## PAGE EXCERPT
Let us consider a curve $ u=u(t)$ , $ v=v(t)$ in the parametric domain of a parametric surface $ {\bf r}={\bf r}(u,v)$ as shown in Fig. 3.1. Then $ {\bf r}={\bf r}(t)={\bf r}(u(t), v(t))$ is a parametric curve lying on the surface $ {\bf r}={\bf r}(u,v)$ . The tangent vector to the curve on the surface is evaluated by differentiating $ {\bf r}(t)$ with respect to the parameter $ t$ using the chain rule and is given by
$\displaystyle \dot{\bf r}(t) = {\bf r}_u\dot{u} + {\bf r}_v\dot{v}\;,$     (3.1)

where subscripts $ u$ and $ v$ denote partial differentiation with respect to $ u$ and $ v$ , respectively.

## EXERCISES TO COMPLETE
1. Write out the part of the surface-curve excerpt starting with "Let us consider" and going on through "v$ , respectively.".
2. According to the surface-curve excerpt, what do the subscripts u and v denote?

## INFORMATION SHOWN
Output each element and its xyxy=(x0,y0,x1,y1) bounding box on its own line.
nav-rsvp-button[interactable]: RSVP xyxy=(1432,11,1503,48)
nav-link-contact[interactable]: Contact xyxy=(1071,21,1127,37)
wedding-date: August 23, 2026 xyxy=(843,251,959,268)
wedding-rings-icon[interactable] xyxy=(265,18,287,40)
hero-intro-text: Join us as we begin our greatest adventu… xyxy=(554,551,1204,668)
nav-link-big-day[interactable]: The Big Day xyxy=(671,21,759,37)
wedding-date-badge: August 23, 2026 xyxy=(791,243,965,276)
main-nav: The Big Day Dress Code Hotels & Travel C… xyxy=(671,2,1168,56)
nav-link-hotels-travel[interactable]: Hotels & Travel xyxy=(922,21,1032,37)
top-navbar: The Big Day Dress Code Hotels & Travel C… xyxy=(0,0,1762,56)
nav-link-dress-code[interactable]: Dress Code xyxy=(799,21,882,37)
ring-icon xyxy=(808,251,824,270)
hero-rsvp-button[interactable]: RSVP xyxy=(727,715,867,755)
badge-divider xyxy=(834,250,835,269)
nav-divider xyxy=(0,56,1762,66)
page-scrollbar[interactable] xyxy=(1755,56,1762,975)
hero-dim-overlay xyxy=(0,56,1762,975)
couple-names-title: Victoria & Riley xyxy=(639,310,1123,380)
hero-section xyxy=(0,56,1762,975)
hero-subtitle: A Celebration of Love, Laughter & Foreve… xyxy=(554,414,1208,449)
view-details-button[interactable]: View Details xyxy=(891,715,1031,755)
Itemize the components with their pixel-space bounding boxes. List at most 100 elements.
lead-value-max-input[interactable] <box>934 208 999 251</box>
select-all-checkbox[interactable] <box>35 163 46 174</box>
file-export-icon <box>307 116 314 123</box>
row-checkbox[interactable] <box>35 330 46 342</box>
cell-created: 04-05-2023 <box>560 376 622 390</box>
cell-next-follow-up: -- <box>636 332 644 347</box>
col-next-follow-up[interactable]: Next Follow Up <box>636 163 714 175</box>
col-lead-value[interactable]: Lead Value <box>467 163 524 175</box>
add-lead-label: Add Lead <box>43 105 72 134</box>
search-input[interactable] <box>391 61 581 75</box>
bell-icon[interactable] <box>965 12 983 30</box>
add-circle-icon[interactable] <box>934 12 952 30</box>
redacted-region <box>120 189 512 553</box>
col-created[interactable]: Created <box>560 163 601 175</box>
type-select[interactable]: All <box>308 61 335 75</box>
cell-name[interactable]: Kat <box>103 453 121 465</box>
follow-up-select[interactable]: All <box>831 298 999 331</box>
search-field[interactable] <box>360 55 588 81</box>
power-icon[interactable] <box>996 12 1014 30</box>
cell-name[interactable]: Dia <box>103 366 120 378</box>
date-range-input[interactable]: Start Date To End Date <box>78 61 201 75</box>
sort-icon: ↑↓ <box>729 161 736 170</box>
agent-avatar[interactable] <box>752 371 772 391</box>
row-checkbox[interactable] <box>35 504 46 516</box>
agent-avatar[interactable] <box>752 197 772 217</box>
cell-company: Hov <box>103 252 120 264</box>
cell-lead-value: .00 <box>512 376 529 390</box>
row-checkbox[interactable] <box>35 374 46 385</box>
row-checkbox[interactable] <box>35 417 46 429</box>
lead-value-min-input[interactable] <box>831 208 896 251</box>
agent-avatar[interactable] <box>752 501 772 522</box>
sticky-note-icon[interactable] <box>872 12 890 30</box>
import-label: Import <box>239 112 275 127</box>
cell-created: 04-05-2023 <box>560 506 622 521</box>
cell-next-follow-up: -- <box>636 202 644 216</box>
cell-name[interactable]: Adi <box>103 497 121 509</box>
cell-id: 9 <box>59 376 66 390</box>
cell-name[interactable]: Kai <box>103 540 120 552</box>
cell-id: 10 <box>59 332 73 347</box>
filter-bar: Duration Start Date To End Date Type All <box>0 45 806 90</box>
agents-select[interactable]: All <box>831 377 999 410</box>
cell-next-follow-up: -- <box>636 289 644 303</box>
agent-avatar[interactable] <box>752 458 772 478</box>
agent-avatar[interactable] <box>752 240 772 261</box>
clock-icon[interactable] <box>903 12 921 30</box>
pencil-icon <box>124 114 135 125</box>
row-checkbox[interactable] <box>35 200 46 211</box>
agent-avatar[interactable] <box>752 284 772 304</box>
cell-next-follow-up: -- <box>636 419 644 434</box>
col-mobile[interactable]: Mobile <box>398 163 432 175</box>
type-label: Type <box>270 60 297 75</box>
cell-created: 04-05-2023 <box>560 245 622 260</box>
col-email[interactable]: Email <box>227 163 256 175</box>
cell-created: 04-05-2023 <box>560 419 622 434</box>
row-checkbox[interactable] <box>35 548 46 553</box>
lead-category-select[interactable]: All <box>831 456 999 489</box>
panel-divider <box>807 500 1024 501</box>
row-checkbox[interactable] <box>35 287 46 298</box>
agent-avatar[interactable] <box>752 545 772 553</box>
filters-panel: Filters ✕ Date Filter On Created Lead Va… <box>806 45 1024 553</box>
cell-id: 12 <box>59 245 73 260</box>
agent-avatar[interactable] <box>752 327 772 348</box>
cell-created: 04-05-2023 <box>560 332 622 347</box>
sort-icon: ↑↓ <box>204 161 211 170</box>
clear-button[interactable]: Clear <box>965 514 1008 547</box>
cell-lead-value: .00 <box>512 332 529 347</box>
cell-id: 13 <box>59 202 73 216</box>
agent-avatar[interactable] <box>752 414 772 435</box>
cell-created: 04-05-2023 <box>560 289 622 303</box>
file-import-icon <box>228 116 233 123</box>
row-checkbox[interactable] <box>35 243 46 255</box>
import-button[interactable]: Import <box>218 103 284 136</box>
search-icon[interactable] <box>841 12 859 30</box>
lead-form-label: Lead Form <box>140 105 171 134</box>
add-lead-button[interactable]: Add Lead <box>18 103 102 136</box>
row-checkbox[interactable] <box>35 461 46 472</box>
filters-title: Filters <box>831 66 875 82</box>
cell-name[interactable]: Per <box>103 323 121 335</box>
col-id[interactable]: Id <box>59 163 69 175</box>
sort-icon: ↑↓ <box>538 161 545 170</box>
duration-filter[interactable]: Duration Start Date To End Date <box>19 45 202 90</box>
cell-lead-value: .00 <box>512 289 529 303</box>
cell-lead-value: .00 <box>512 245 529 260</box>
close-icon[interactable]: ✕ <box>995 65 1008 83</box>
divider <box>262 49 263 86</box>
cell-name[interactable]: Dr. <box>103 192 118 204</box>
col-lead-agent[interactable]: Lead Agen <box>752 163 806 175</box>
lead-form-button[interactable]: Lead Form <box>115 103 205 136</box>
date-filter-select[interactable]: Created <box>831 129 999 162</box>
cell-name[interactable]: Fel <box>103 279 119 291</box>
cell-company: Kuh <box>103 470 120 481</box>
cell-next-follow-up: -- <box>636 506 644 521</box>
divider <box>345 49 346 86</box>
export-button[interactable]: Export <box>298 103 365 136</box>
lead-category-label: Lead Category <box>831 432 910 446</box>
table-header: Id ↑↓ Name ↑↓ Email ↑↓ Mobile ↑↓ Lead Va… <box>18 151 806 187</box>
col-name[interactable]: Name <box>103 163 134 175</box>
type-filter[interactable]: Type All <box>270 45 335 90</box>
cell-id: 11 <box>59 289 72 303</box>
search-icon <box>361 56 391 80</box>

## SOLUTIONS TO THE PROBLEMS
1.
Let us consider a curve $ u=u(t)$ , $ v=v(t)$ in the parametric domain of a parametric surface $ {\bf r}={\bf r}(u,v)$ as shown in Fig. 3.1. Then $ {\bf r}={\bf r}(t)={\bf r}(u(t), v(t))$ is a parametric curve lying on the surface $ {\bf r}={\bf r}(u,v)$ . The tangent vector to the curve on the surface is evaluated by differentiating $ {\bf r}(t)$ with respect to the parameter $ t$ using the chain rule and is given by
$\displaystyle \dot{\bf r}(t) = {\bf r}_u\dot{u} + {\bf r}_v\dot{v}\;,$     (3.1)

where subscripts $ u$ and $ v$ denote partial differentiation with respect to $ u$ and $ v$ , respectively.

2. Partial differentiation with respect to u and v, respectively.